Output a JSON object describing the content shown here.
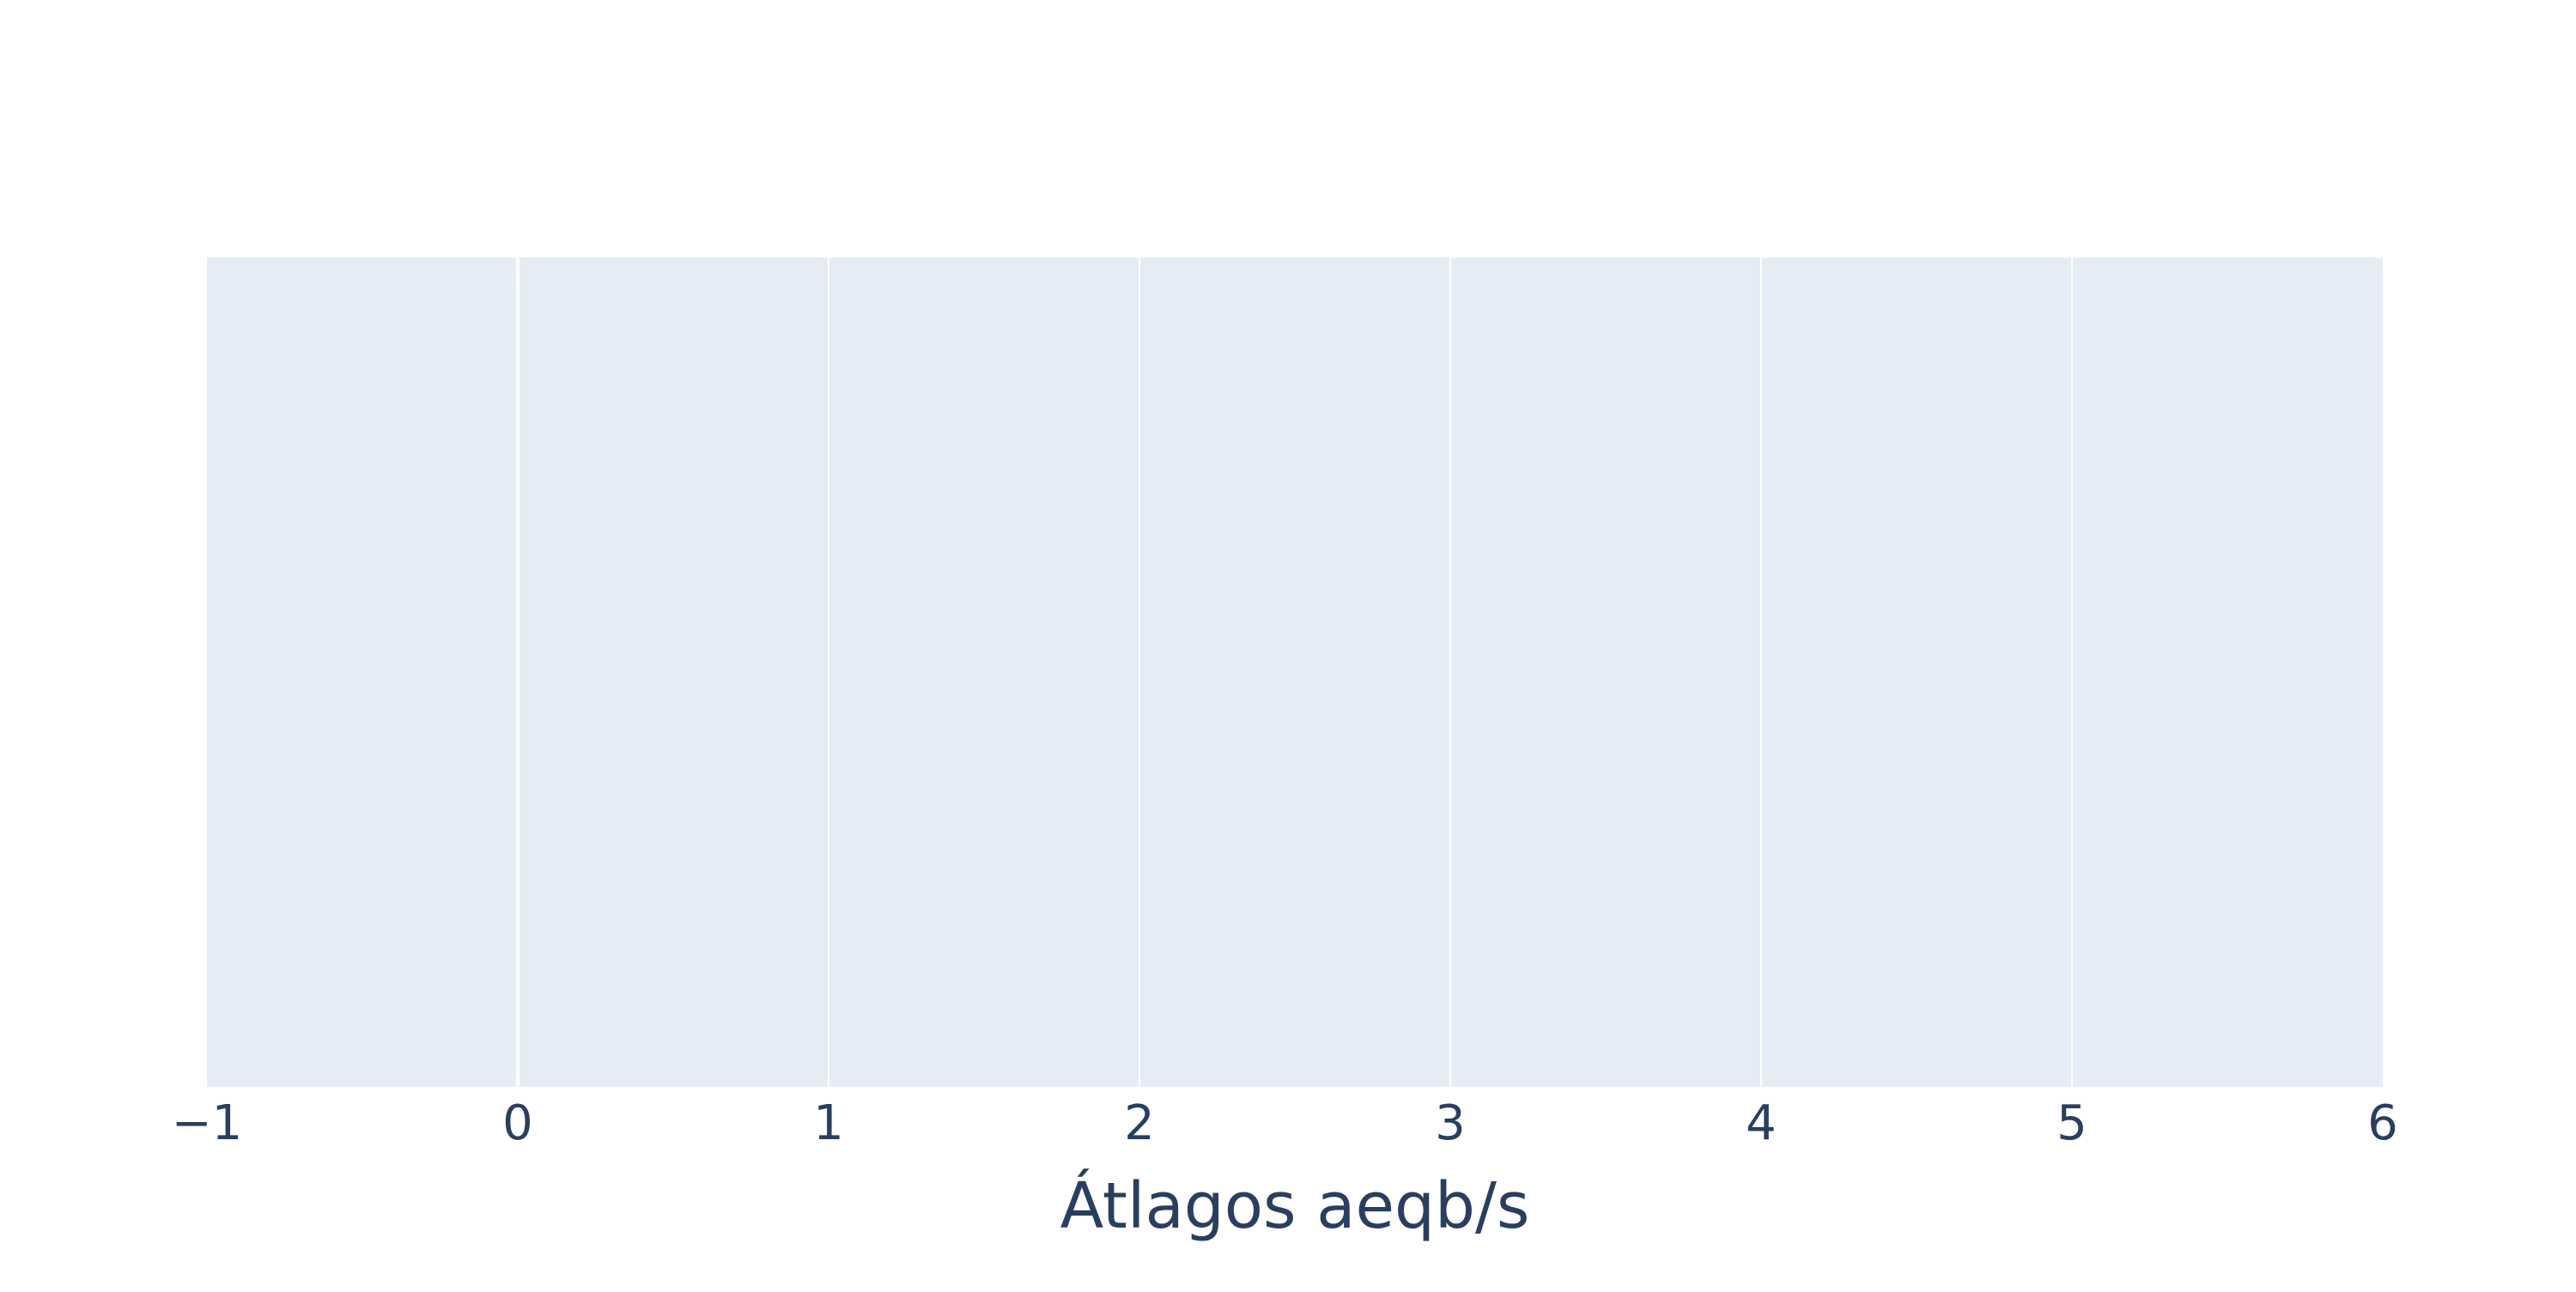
{
  "chart_data": {
    "type": "scatter",
    "title": "",
    "xlabel": "Átlagos aeqb/s",
    "ylabel": "",
    "xlim": [
      -1,
      6
    ],
    "x_ticks": [
      -1,
      0,
      1,
      2,
      3,
      4,
      5,
      6
    ],
    "x_tick_labels": [
      "−1",
      "0",
      "1",
      "2",
      "3",
      "4",
      "5",
      "6"
    ],
    "series": [],
    "grid": true,
    "legend": "none"
  },
  "colors": {
    "plot_background": "#e5ecf6",
    "grid": "#ffffff",
    "text": "#2a3f5f"
  }
}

■ ■ ■ ■ ■ ■ ■

TASK DESCRIPTION
Copy out each line word for word, please, skipping the images.

RESULT FOR THIS EXERCISE
Output a JSON object describing the content shown here.
{
  "chart_data": {
    "type": "scatter",
    "title": "",
    "xlabel": "Átlagos aeqb/s",
    "ylabel": "",
    "xlim": [
      -1,
      6
    ],
    "x_ticks": [
      -1,
      0,
      1,
      2,
      3,
      4,
      5,
      6
    ],
    "x_tick_labels": [
      "−1",
      "0",
      "1",
      "2",
      "3",
      "4",
      "5",
      "6"
    ],
    "series": [],
    "grid": true,
    "legend": "none"
  },
  "colors": {
    "plot_background": "#e5ecf6",
    "grid": "#ffffff",
    "text": "#2a3f5f"
  }
}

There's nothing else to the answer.